Exercise instructions
Extract the full set of records that follows, word for word.

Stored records
◆ ◆ ◆ ◆ ◆
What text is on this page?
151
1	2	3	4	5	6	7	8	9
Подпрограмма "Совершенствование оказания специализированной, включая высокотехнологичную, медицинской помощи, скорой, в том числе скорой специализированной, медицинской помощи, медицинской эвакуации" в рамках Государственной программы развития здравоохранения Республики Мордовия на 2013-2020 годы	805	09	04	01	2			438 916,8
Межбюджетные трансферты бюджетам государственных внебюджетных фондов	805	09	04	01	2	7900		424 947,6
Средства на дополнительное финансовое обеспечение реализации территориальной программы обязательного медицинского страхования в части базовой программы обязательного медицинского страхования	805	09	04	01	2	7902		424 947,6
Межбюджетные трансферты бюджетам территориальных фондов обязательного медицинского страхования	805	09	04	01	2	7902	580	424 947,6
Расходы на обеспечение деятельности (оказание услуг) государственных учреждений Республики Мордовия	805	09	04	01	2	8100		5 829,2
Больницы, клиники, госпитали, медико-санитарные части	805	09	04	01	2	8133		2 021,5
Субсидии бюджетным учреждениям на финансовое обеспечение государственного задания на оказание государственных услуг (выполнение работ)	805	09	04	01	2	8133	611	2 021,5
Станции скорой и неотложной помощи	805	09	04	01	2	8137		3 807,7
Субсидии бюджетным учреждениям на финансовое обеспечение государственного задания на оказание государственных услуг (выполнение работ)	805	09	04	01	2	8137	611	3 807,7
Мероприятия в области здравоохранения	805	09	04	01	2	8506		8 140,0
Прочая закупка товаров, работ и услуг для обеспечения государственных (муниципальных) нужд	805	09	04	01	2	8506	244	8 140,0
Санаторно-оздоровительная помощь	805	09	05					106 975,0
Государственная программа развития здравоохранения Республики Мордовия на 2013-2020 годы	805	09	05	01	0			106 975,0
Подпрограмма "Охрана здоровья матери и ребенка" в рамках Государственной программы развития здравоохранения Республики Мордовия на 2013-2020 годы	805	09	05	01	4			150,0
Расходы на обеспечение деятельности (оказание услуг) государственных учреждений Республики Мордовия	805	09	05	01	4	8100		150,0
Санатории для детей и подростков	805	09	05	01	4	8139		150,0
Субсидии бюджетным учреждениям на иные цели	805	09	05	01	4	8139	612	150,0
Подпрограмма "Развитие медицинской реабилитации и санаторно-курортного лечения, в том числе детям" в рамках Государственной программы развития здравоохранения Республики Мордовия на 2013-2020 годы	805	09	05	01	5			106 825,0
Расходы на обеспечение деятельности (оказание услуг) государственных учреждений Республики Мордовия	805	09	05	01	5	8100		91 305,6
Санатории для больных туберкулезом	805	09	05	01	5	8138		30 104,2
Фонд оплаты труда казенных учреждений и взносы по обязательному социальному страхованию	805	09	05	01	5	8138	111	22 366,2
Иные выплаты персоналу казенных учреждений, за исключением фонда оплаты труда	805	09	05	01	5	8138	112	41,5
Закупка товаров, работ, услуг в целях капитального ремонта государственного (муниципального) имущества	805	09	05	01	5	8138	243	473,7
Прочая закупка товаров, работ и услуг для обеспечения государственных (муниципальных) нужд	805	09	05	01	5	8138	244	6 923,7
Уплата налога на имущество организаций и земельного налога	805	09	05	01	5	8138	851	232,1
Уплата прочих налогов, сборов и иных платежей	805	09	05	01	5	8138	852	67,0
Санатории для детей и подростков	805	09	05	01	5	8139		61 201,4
◆ ◆ ◆ ◆ ◆
Answer
What text is on this page?
151
1	2	3	4	5	6	7	8	9
Подпрограмма "Совершенствование оказания специализированной, включая высокотехнологичную, медицинской помощи, скорой, в том числе скорой специализированной, медицинской помощи, медицинской эвакуации" в рамках Государственной программы развития здравоохранения Республики Мордовия на 2013-2020 годы	805	09	04	01	2			438 916,8
Межбюджетные трансферты бюджетам государственных внебюджетных фондов	805	09	04	01	2	7900		424 947,6
Средства на дополнительное финансовое обеспечение реализации территориальной программы обязательного медицинского страхования в части базовой программы обязательного медицинского страхования	805	09	04	01	2	7902		424 947,6
Межбюджетные трансферты бюджетам территориальных фондов обязательного медицинского страхования	805	09	04	01	2	7902	580	424 947,6
Расходы на обеспечение деятельности (оказание услуг) государственных учреждений Республики Мордовия	805	09	04	01	2	8100		5 829,2
Больницы, клиники, госпитали, медико-санитарные части	805	09	04	01	2	8133		2 021,5
Субсидии бюджетным учреждениям на финансовое обеспечение государственного задания на оказание государственных услуг (выполнение работ)	805	09	04	01	2	8133	611	2 021,5
Станции скорой и неотложной помощи	805	09	04	01	2	8137		3 807,7
Субсидии бюджетным учреждениям на финансовое обеспечение государственного задания на оказание государственных услуг (выполнение работ)	805	09	04	01	2	8137	611	3 807,7
Мероприятия в области здравоохранения	805	09	04	01	2	8506		8 140,0
Прочая закупка товаров, работ и услуг для обеспечения государственных (муниципальных) нужд	805	09	04	01	2	8506	244	8 140,0
Санаторно-оздоровительная помощь	805	09	05					106 975,0
Государственная программа развития здравоохранения Республики Мордовия на 2013-2020 годы	805	09	05	01	0			106 975,0
Подпрограмма "Охрана здоровья матери и ребенка" в рамках Государственной программы развития здравоохранения Республики Мордовия на 2013-2020 годы	805	09	05	01	4			150,0
Расходы на обеспечение деятельности (оказание услуг) государственных учреждений Республики Мордовия	805	09	05	01	4	8100		150,0
Санатории для детей и подростков	805	09	05	01	4	8139		150,0
Субсидии бюджетным учреждениям на иные цели	805	09	05	01	4	8139	612	150,0
Подпрограмма "Развитие медицинской реабилитации и санаторно-курортного лечения, в том числе детям" в рамках Государственной программы развития здравоохранения Республики Мордовия на 2013-2020 годы	805	09	05	01	5			106 825,0
Расходы на обеспечение деятельности (оказание услуг) государственных учреждений Республики Мордовия	805	09	05	01	5	8100		91 305,6
Санатории для больных туберкулезом	805	09	05	01	5	8138		30 104,2
Фонд оплаты труда казенных учреждений и взносы по обязательному социальному страхованию	805	09	05	01	5	8138	111	22 366,2
Иные выплаты персоналу казенных учреждений, за исключением фонда оплаты труда	805	09	05	01	5	8138	112	41,5
Закупка товаров, работ, услуг в целях капитального ремонта государственного (муниципального) имущества	805	09	05	01	5	8138	243	473,7
Прочая закупка товаров, работ и услуг для обеспечения государственных (муниципальных) нужд	805	09	05	01	5	8138	244	6 923,7
Уплата налога на имущество организаций и земельного налога	805	09	05	01	5	8138	851	232,1
Уплата прочих налогов, сборов и иных платежей	805	09	05	01	5	8138	852	67,0
Санатории для детей и подростков	805	09	05	01	5	8139		61 201,4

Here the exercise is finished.